■ **Stored data**:
————

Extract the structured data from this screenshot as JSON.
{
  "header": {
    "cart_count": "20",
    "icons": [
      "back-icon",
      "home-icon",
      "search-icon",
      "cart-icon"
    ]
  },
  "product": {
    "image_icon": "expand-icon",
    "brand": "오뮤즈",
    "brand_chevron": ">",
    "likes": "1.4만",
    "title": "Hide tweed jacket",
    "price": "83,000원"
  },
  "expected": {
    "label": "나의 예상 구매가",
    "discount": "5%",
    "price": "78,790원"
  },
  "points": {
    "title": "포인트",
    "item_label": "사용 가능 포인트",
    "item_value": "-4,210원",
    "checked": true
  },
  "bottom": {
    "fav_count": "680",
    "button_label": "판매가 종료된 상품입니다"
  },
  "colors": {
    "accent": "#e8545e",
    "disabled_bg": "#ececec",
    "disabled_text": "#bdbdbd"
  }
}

————

■ **THE TASK**: Copy each line of the data above without altering a single character.

■ **RESULT FOR THIS EXERCISE**:
Extract the structured data from this screenshot as JSON.
{
  "header": {
    "cart_count": "20",
    "icons": [
      "back-icon",
      "home-icon",
      "search-icon",
      "cart-icon"
    ]
  },
  "product": {
    "image_icon": "expand-icon",
    "brand": "오뮤즈",
    "brand_chevron": ">",
    "likes": "1.4만",
    "title": "Hide tweed jacket",
    "price": "83,000원"
  },
  "expected": {
    "label": "나의 예상 구매가",
    "discount": "5%",
    "price": "78,790원"
  },
  "points": {
    "title": "포인트",
    "item_label": "사용 가능 포인트",
    "item_value": "-4,210원",
    "checked": true
  },
  "bottom": {
    "fav_count": "680",
    "button_label": "판매가 종료된 상품입니다"
  },
  "colors": {
    "accent": "#e8545e",
    "disabled_bg": "#ececec",
    "disabled_text": "#bdbdbd"
  }
}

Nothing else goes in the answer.